* **Brief**
Reproduce the following material exactly, including every line.

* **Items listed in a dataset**
· · ·

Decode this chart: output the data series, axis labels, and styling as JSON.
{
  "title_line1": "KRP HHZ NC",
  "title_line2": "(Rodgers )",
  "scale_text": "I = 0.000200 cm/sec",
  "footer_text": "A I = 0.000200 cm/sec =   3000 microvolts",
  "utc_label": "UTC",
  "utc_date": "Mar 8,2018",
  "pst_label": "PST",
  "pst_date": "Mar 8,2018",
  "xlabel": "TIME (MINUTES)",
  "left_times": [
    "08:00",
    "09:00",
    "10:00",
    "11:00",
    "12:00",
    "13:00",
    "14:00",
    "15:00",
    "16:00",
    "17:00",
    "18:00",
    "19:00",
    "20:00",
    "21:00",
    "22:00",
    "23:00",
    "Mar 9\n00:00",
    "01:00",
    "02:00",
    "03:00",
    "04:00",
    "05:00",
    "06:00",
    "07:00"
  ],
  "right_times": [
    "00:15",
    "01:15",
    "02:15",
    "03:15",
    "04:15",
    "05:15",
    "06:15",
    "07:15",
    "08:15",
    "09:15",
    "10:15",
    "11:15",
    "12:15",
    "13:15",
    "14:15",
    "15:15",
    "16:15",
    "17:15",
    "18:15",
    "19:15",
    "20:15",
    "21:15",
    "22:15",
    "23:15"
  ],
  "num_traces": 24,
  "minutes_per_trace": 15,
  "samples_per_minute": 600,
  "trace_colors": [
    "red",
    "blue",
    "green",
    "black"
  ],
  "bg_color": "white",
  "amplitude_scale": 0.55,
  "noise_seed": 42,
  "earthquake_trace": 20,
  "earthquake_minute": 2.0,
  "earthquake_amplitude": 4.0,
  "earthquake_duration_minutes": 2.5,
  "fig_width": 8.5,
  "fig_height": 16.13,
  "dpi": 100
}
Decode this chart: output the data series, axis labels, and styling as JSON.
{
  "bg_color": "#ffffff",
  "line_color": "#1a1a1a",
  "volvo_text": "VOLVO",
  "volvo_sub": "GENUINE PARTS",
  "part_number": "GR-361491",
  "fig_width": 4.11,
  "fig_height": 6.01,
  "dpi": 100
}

· · ·

* **Finished exercise**
Decode this chart: output the data series, axis labels, and styling as JSON.
{
  "title_line1": "KRP HHZ NC",
  "title_line2": "(Rodgers )",
  "scale_text": "I = 0.000200 cm/sec",
  "footer_text": "A I = 0.000200 cm/sec =   3000 microvolts",
  "utc_label": "UTC",
  "utc_date": "Mar 8,2018",
  "pst_label": "PST",
  "pst_date": "Mar 8,2018",
  "xlabel": "TIME (MINUTES)",
  "left_times": [
    "08:00",
    "09:00",
    "10:00",
    "11:00",
    "12:00",
    "13:00",
    "14:00",
    "15:00",
    "16:00",
    "17:00",
    "18:00",
    "19:00",
    "20:00",
    "21:00",
    "22:00",
    "23:00",
    "Mar 9\n00:00",
    "01:00",
    "02:00",
    "03:00",
    "04:00",
    "05:00",
    "06:00",
    "07:00"
  ],
  "right_times": [
    "00:15",
    "01:15",
    "02:15",
    "03:15",
    "04:15",
    "05:15",
    "06:15",
    "07:15",
    "08:15",
    "09:15",
    "10:15",
    "11:15",
    "12:15",
    "13:15",
    "14:15",
    "15:15",
    "16:15",
    "17:15",
    "18:15",
    "19:15",
    "20:15",
    "21:15",
    "22:15",
    "23:15"
  ],
  "num_traces": 24,
  "minutes_per_trace": 15,
  "samples_per_minute": 600,
  "trace_colors": [
    "red",
    "blue",
    "green",
    "black"
  ],
  "bg_color": "white",
  "amplitude_scale": 0.55,
  "noise_seed": 42,
  "earthquake_trace": 20,
  "earthquake_minute": 2.0,
  "earthquake_amplitude": 4.0,
  "earthquake_duration_minutes": 2.5,
  "fig_width": 8.5,
  "fig_height": 16.13,
  "dpi": 100
}
Decode this chart: output the data series, axis labels, and styling as JSON.
{
  "bg_color": "#ffffff",
  "line_color": "#1a1a1a",
  "volvo_text": "VOLVO",
  "volvo_sub": "GENUINE PARTS",
  "part_number": "GR-361491",
  "fig_width": 4.11,
  "fig_height": 6.01,
  "dpi": 100
}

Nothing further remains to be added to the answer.